Document:
While placed under U.S. occupation since the end of WWII, Japan adopted the so-called “light-armed state theory” (relying on the U.S. for foreign relations and defense and pouring all nation’s efforts into economic development) and achieved a rapid economic development following the postwar reconstruction.  In the 1970s and 80s, Japan’s economic growth attained a level comparable to that of the most advanced countries in the world.  It can be said that Japan was successful in realizing an outstanding industrial development, especially in heavy, chemical and IT-related industries, by using its advanced technological potential and investing massive capital, building highway and high speed railway networks throughout the length and breadth of the small insular country.  It was also in that time that the people spoke of “Japan as Number One”.  However, today, twenty years later, what is the reality of our country?   Since the 1990s, named “the Lost Decade”, the entire Japanese society has been paying the cost of the rapid development and accelerated economic growth of the past.

Tasks for this exercise:
A – For each statement, say yes or no depending on whether it agrees with the passage on Japan's postwar economy, and back your answer with the deciding words from the passage, quoted exactly: (i) Japan relied on the U.S. for its defense. (ii) Japan's economic growth reached the level of the most advanced countries in the 1960s. (iii) The period starting in the 1990s has been called "the Lost Decade."
B – In the passage on Japan's postwar economy, what is the name of the theory Japan adopted while under U.S. occupation?
The items that come next have nothing to do with the passage on Japan's postwar economy.

Records shown:
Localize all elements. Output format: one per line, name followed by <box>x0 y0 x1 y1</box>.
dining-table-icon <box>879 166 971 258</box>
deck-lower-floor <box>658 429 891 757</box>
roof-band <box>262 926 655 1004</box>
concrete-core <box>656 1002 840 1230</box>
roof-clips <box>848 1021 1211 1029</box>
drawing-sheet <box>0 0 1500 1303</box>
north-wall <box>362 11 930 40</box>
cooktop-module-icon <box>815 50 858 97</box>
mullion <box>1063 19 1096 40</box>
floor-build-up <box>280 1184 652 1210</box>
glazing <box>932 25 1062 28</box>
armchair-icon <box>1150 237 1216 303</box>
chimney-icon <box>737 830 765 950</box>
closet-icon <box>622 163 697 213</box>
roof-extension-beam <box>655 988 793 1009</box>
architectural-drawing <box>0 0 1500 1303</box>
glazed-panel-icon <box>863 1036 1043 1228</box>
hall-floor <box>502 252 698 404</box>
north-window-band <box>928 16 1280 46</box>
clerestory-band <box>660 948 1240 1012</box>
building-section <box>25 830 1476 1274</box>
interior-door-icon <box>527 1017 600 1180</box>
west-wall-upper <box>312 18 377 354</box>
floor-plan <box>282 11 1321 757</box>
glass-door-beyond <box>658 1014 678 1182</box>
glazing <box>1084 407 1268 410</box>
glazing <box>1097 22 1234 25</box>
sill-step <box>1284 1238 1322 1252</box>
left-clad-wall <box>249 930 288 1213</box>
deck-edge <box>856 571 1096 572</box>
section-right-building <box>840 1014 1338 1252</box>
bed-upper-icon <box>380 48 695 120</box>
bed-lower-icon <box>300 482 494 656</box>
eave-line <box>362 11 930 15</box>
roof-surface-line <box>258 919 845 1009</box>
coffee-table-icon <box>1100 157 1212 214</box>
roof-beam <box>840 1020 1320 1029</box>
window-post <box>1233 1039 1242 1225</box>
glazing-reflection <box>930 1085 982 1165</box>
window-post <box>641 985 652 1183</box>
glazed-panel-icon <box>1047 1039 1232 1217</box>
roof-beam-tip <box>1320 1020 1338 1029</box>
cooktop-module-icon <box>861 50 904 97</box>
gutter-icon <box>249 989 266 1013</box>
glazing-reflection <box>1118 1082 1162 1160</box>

Solved tasks:
A –
(i) Yes: "relying on the U.S. for foreign relations and defense"
(ii) No: "In the 1970s and 80s, Japan’s economic growth attained a level comparable to that of the most advanced countries in the world."
(iii) Yes: "Since the 1990s, named “the Lost Decade”"

B – The so-called “light-armed state theory.”